*SELECTION*
══════════
12. Learned Advocate Mr. Rajnish Vyas for the contesting respondent original plaintiff urged that -

(a) the plaintiff is a bonafide purchaser for valuable consideration without notice, and is entitled to retain the possession of the suit property; and

(b) further that the suit for specific performance is not barred.

Learned Advocate Mr. Vyas placed reliance on the following judgments :

(i) 1983 Mh.L.J. 284, Venkat Dharmaji Vs. Vishwanath.

(ii) AIR 1996 Bombay 98, Smt. Sarladevi wd/o. Kundanlal Bhandawar Vs. Shailesh s/o. Gourishankar Namdeo.

(iii) AIR 1968 SC 1165, Nair Service Society Ltd. Vs. K. C. Alexander & others.

(iv) AIR 1972 SC 2299, M. Kallappa Shetty Vs. M. V. Laxminarayan Rao.

(v) AIR 1980 Ker. 224, Karthiyayani Amma Vs. Govindan.

(vi) AIR 1985 Delhi 83, Sh. Ishwar Dass Malhotra Vs. Sh. Dhanwant Singh and others.

13. In the midst of hearing, this Court had directed the contesting parties to place on record market value of the suit property, which is brought on record by the plaintiff and defendant No.5.

According to the plaintiff, the value of the suit property is Rs.11,89,967 as per index fixed by State Government for levy of stamp duty of conveyance. As per the affidavit of defendant No.5 the valuation given by Maharashtra Valuers and Consultants, the value of the suit property is Rs.30,00,000/-.
══════════
*RECORDED DATA*
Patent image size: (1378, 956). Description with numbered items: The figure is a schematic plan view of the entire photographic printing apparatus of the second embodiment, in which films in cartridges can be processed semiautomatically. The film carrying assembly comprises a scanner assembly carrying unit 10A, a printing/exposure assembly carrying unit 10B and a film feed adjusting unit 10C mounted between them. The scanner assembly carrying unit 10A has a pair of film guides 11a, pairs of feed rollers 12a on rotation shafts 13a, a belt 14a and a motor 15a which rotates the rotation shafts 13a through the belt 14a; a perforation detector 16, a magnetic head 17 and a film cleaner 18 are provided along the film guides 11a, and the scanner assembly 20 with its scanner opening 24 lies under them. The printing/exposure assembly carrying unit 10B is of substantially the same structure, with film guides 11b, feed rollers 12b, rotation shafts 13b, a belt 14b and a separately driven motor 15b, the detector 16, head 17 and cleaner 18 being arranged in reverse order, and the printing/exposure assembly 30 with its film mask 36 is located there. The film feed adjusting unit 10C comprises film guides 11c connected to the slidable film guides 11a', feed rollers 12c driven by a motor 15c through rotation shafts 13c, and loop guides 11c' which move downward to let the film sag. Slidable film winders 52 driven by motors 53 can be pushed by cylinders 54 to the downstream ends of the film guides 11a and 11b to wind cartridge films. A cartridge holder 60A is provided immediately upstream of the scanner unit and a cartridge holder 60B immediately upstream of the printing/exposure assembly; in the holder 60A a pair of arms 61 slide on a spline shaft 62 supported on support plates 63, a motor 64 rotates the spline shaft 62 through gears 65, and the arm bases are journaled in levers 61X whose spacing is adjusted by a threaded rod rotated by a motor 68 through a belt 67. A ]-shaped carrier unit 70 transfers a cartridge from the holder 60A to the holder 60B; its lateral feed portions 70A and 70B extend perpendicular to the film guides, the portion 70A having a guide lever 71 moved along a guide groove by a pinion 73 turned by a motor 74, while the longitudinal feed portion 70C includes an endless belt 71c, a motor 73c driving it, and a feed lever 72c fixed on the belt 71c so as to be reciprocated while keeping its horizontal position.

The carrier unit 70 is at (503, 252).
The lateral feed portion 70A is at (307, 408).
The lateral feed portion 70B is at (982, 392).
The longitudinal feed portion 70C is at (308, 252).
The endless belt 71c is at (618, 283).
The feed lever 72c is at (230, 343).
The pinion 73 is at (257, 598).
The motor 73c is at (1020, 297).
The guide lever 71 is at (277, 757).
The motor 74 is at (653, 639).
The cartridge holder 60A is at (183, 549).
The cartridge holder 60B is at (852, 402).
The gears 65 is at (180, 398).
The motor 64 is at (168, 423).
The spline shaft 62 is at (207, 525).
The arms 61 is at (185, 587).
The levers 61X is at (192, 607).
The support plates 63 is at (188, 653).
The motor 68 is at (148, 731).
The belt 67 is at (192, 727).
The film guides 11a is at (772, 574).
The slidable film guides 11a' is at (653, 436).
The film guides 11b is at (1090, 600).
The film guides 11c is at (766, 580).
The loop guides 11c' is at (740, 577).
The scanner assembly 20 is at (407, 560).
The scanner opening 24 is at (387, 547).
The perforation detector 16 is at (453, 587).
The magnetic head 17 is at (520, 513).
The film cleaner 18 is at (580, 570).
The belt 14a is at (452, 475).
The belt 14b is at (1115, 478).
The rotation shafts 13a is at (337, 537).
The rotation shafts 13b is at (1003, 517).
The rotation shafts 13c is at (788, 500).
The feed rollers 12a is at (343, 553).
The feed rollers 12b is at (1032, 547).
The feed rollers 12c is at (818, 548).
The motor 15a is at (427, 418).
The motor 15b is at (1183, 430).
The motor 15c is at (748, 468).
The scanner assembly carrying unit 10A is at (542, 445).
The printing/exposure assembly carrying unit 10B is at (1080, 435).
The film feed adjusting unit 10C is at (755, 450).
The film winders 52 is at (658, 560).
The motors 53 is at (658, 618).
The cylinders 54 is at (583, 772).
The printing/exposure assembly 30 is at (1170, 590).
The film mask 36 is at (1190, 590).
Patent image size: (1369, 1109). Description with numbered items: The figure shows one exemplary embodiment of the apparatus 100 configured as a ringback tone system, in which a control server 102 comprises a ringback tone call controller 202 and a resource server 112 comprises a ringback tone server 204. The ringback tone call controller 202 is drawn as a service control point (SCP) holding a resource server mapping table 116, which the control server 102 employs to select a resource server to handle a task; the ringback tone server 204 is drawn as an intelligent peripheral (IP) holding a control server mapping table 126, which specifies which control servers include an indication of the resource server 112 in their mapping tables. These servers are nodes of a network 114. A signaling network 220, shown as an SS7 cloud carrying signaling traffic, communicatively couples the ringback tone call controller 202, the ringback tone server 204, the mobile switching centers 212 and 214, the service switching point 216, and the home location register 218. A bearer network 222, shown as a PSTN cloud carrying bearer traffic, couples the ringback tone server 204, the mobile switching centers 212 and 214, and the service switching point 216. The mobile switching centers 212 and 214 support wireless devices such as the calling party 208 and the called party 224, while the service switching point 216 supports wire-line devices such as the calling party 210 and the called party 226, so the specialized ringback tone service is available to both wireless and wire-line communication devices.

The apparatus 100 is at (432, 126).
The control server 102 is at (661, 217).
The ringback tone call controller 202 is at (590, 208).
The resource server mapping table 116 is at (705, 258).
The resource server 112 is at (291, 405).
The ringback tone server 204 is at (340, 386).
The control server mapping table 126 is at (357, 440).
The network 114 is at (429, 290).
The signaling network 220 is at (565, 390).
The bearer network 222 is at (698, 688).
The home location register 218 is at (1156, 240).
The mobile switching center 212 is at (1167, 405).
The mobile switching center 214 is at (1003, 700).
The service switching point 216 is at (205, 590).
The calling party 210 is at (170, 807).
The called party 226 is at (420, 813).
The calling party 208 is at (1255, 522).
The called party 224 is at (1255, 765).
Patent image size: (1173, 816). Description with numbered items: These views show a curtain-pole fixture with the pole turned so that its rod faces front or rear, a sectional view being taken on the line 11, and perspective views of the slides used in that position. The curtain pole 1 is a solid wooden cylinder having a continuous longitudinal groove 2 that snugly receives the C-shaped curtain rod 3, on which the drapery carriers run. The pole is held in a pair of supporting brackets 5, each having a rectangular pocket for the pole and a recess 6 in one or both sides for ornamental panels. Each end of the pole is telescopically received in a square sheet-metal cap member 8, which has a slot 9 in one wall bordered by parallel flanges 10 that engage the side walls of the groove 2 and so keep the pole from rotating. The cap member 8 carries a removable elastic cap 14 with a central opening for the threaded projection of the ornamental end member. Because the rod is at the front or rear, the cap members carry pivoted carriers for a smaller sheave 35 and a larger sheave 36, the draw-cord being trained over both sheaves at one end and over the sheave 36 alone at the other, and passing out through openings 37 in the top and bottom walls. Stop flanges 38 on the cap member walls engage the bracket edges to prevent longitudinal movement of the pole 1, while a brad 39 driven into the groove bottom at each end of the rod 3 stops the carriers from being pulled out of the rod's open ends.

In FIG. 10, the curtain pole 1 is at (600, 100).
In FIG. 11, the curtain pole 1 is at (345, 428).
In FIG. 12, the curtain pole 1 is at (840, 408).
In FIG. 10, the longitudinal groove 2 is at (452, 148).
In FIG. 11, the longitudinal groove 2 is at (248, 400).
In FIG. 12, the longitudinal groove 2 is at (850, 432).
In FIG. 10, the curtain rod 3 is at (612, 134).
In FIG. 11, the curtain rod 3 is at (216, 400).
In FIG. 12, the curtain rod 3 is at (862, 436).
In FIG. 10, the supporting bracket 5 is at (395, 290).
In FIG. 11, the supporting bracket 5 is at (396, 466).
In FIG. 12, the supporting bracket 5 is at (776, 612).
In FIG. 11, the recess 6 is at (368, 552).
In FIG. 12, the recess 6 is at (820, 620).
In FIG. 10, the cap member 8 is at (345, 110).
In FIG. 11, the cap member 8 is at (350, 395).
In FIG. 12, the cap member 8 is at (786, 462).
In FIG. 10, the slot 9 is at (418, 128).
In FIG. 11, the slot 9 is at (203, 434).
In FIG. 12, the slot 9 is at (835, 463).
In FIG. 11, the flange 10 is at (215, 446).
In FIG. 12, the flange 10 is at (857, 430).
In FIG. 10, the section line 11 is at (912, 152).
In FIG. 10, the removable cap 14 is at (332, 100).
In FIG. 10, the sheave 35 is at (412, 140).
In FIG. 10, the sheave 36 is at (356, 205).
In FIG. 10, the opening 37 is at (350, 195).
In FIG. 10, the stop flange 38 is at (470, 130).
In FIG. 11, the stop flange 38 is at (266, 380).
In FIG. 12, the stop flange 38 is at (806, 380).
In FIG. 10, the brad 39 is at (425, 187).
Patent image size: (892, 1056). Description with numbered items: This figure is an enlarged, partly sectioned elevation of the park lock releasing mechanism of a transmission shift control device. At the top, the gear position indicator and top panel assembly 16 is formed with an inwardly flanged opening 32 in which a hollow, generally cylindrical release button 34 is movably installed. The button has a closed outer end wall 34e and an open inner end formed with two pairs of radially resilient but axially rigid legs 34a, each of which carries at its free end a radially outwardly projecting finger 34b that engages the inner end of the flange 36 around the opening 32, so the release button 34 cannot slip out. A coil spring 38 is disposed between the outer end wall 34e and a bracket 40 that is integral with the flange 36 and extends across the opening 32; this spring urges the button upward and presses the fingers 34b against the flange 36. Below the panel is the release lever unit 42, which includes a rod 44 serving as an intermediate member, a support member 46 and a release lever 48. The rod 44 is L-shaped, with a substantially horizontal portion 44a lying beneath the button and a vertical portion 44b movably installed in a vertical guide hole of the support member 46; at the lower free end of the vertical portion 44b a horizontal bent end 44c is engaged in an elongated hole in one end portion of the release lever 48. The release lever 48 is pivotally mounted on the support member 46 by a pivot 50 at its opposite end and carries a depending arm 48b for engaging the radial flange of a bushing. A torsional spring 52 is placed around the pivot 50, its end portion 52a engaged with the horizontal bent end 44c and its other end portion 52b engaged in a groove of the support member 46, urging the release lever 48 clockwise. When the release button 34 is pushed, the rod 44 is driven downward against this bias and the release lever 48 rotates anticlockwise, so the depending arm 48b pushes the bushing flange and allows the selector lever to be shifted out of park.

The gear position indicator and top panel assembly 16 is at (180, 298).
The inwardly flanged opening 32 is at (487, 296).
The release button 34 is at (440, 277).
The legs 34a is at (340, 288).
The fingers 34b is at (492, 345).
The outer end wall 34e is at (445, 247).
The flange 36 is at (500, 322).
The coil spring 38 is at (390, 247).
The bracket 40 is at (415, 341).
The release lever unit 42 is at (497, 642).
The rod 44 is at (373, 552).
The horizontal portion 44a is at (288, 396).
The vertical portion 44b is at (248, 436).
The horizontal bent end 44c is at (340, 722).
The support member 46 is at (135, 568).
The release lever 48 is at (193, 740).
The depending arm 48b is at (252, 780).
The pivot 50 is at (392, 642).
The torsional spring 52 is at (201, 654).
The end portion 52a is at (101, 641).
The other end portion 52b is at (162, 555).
══════════
*WHAT IS REQUIRED*
Pick up the court judgment about the suit property after its last sentence and keep writing it.

*RESULT OF THE TASK*
The affidavit filed by the Bank giving valuation, is in the form of reply to plaintiff's affidavit about valuation. This affidavit which is at page 79 to 84 has not been challenged by the plaintiff. Other defendants have kept silence on the point of valuation.

14. This Court also desired to ascertain the wishes of the plaintiff as to how much amount would plaintiff deposit in Court or with bank in order to retain the possession, while the interest of the Bank could be protected in view of the vast margins of assessment of the market value of the suit property done by contesting parties.

This Court, therefore, called upon the plaintiff to state how much amount of money would the plaintiff deposit if the Court would decide to maintain the impugned order and protect plaintiff's possession. Learned Advocate Mr. Vyas submitted in reply to query by Court that as a condition for protecting the plaintiff's possession and maintaining injunction which is impugned in this appeal, the plaintiff was willing to deposit a sum of Rs.2,00,000/- only.

15. After hearing the parties, the points on which the Court is called upon to address emerge as follows :

(1) Is plaintiff's suit for decree of specific performance maintainable ?

(2) Has plaintiff made out a prima facie case for grant of relief of temporary injunction?

(3) In whose favour the balance of convenience lies ?

(4) Does the plaintiff prove that he shall suffer irreparable loss it temporary injunction is not granted ?

(5) Does the order passed by the Trial Court below Exh.5 call for interference ?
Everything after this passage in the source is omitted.